Work instructions:
Pull every line containing "screenshot" out of the material below.

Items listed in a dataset

========

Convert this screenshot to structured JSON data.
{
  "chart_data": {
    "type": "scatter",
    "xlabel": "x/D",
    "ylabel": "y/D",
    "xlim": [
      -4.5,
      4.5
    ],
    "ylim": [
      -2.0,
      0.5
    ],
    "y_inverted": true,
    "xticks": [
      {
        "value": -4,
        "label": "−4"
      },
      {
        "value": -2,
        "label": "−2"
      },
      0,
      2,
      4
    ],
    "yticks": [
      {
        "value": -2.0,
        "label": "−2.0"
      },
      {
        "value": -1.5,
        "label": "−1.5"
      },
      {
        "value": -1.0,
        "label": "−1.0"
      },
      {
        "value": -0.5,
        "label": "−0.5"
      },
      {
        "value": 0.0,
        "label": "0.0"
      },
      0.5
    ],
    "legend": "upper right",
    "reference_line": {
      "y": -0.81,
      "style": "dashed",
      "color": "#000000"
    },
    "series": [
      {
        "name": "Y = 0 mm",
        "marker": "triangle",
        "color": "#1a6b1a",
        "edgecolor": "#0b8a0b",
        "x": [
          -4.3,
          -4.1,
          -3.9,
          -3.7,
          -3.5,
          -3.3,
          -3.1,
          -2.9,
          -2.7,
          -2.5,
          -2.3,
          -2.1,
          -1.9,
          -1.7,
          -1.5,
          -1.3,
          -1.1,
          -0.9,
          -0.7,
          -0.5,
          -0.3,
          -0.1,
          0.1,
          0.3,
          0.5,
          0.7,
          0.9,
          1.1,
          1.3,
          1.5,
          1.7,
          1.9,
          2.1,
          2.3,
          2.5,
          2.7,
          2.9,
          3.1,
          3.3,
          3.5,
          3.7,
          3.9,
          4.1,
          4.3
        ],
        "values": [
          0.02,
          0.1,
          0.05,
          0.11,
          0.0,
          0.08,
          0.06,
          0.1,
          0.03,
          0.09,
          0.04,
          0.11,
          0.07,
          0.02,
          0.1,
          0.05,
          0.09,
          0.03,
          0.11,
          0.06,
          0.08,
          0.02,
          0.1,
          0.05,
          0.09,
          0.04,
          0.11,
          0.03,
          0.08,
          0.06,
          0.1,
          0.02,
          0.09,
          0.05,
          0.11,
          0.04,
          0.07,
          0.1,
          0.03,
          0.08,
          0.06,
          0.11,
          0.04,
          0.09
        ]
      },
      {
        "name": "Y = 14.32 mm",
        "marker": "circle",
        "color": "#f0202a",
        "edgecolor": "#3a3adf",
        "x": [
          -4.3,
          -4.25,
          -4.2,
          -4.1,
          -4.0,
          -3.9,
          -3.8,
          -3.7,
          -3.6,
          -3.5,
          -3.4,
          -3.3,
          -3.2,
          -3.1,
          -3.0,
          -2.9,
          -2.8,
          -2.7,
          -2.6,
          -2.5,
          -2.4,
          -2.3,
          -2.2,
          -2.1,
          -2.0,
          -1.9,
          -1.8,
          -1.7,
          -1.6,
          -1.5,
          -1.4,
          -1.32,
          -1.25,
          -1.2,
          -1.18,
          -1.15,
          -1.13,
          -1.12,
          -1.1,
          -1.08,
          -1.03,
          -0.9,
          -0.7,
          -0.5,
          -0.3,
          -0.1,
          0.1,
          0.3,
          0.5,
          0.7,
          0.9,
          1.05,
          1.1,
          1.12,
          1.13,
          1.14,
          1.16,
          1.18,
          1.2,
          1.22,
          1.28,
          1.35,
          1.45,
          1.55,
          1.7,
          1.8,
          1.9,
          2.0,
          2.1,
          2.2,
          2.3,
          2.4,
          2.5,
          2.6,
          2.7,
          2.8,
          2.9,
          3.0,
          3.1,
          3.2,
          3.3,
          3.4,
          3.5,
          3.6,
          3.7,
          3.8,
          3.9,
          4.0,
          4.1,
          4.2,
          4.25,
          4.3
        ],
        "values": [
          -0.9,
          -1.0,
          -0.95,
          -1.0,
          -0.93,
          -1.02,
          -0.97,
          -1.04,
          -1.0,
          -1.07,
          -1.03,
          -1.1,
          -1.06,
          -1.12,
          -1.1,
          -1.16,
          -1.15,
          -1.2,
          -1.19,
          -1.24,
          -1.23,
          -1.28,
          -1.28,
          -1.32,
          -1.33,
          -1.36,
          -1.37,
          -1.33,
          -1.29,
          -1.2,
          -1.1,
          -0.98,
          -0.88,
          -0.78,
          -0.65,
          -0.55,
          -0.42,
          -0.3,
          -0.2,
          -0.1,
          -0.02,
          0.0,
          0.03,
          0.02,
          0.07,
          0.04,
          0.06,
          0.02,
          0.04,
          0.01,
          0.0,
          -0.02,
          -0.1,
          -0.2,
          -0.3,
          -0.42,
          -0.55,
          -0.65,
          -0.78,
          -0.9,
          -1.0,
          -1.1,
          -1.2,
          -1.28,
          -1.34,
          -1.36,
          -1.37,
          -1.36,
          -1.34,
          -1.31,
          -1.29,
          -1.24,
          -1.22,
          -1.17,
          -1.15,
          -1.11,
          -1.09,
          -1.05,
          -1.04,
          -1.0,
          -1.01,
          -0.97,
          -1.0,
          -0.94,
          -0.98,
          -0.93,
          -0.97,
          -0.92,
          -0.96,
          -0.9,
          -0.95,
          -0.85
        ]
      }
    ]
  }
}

========

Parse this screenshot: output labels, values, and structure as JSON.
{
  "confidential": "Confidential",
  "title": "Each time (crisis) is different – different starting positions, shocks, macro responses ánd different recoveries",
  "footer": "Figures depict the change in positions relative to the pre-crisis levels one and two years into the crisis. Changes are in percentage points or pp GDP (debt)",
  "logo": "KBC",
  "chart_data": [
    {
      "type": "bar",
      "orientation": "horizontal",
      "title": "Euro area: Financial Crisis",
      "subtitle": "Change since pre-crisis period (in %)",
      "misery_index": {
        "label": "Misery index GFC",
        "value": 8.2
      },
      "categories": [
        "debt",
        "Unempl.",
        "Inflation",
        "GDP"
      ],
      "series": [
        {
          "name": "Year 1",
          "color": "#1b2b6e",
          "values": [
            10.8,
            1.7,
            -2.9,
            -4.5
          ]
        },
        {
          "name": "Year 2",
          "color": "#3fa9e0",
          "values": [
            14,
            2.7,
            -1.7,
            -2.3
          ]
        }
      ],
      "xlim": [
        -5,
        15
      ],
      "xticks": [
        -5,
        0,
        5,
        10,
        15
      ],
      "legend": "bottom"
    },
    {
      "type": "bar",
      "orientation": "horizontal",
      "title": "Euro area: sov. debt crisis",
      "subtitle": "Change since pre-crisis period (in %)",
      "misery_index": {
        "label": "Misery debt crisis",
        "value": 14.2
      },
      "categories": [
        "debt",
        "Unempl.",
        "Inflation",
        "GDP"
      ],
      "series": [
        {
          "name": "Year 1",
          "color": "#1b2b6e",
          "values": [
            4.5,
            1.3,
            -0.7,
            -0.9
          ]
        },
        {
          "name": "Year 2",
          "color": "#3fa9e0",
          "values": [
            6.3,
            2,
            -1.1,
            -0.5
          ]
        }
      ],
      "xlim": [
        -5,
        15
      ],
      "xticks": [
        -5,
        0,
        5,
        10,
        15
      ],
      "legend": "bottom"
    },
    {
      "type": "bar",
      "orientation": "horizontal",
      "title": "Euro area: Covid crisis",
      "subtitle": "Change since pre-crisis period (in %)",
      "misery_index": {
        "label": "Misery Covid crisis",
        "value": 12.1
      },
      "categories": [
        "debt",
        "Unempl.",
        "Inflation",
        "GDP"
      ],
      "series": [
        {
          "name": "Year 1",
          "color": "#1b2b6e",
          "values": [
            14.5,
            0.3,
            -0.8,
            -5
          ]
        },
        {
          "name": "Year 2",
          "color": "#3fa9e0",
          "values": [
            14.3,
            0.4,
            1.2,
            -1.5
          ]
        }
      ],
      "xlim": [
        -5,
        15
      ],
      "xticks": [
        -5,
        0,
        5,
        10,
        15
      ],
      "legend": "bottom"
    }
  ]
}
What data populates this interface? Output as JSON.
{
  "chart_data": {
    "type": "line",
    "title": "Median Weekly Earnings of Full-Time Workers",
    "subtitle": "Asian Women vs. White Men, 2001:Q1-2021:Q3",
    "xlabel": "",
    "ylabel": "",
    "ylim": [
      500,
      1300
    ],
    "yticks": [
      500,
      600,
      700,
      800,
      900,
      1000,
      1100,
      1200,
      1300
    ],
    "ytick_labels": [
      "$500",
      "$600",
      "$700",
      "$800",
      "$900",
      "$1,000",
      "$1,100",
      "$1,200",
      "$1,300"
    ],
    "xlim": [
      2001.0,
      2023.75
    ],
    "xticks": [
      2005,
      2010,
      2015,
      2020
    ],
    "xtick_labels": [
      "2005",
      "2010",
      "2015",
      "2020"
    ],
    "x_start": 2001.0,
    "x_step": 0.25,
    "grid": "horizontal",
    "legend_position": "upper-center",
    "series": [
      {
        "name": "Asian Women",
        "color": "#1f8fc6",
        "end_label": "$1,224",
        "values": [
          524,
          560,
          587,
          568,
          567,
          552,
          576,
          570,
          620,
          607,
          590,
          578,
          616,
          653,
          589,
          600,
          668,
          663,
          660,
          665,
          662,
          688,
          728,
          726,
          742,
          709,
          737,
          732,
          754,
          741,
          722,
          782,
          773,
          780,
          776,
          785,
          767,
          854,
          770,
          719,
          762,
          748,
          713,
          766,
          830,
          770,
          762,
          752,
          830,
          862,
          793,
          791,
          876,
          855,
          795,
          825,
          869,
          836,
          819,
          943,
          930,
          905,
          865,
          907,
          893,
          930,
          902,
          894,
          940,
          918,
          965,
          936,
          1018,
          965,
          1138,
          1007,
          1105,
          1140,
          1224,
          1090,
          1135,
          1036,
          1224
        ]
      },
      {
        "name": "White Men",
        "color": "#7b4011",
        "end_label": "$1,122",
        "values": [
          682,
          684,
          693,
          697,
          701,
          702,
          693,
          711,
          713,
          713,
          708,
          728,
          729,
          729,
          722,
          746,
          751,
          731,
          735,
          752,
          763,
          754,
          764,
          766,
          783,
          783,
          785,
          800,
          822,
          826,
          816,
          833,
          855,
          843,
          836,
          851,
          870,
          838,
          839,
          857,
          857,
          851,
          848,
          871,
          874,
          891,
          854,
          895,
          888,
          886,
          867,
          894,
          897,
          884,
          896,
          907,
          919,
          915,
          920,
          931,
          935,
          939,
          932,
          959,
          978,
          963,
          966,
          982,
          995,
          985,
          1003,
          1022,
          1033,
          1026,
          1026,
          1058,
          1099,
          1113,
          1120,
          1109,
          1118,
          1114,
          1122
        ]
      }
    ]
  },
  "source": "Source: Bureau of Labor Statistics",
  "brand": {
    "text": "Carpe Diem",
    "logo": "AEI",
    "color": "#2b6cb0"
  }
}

========

The solution:
Convert this screenshot to structured JSON data.
Parse this screenshot: output labels, values, and structure as JSON.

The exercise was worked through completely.